Required task: Reproduce the records below in full and exactly, without their images.

[Stored entries]
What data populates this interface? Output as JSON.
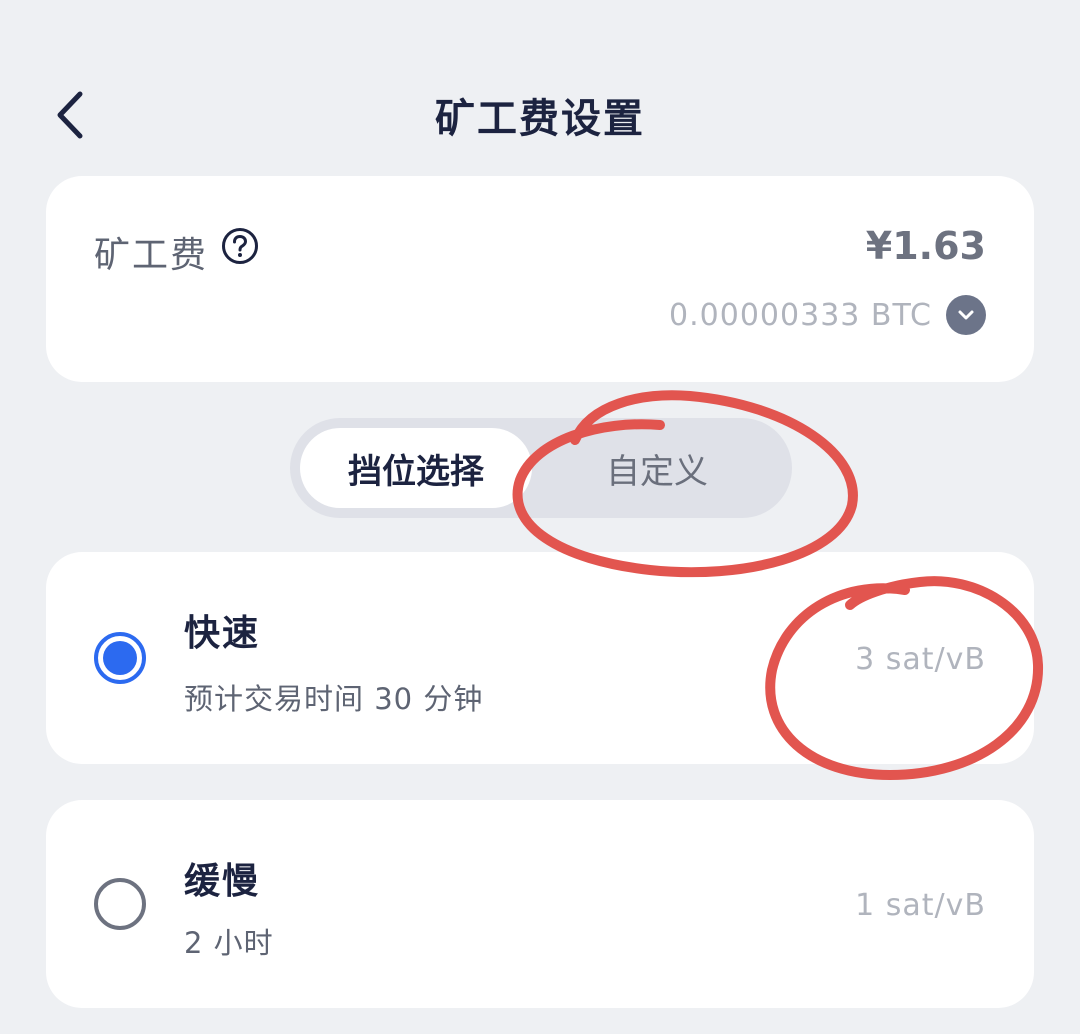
{
  "header": {
    "title": "矿工费设置",
    "back_icon": "chevron-left-icon"
  },
  "fee": {
    "label": "矿工费",
    "help_icon": "question-circle-icon",
    "amount": "¥1.63",
    "btc_amount": "0.00000333 BTC",
    "toggle_icon": "chevron-down-icon"
  },
  "tabs": [
    {
      "label": "挡位选择",
      "active": true
    },
    {
      "label": "自定义",
      "active": false
    }
  ],
  "options": [
    {
      "name": "快速",
      "time": "预计交易时间 30 分钟",
      "rate": "3 sat/vB",
      "selected": true
    },
    {
      "name": "缓慢",
      "time": "2 小时",
      "rate": "1 sat/vB",
      "selected": false
    }
  ],
  "colors": {
    "background": "#eef0f3",
    "card": "#ffffff",
    "accent": "#2c6af0",
    "annotation": "#e2554f"
  }
}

Task solution:
What data populates this interface? Output as JSON.
{
  "header": {
    "title": "矿工费设置",
    "back_icon": "chevron-left-icon"
  },
  "fee": {
    "label": "矿工费",
    "help_icon": "question-circle-icon",
    "amount": "¥1.63",
    "btc_amount": "0.00000333 BTC",
    "toggle_icon": "chevron-down-icon"
  },
  "tabs": [
    {
      "label": "挡位选择",
      "active": true
    },
    {
      "label": "自定义",
      "active": false
    }
  ],
  "options": [
    {
      "name": "快速",
      "time": "预计交易时间 30 分钟",
      "rate": "3 sat/vB",
      "selected": true
    },
    {
      "name": "缓慢",
      "time": "2 小时",
      "rate": "1 sat/vB",
      "selected": false
    }
  ],
  "colors": {
    "background": "#eef0f3",
    "card": "#ffffff",
    "accent": "#2c6af0",
    "annotation": "#e2554f"
  }
}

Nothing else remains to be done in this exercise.